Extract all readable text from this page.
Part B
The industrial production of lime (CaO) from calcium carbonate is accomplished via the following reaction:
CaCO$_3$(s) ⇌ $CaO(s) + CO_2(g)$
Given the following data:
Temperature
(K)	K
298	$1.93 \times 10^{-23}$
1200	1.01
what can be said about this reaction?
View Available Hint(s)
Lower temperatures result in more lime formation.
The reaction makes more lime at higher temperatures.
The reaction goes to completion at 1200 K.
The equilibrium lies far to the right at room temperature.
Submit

- - - - - - -

→ **Instruction**: Lines in the records that hold the word "following" are to be counted; give only the total.

→ **Result for this exercise**: 2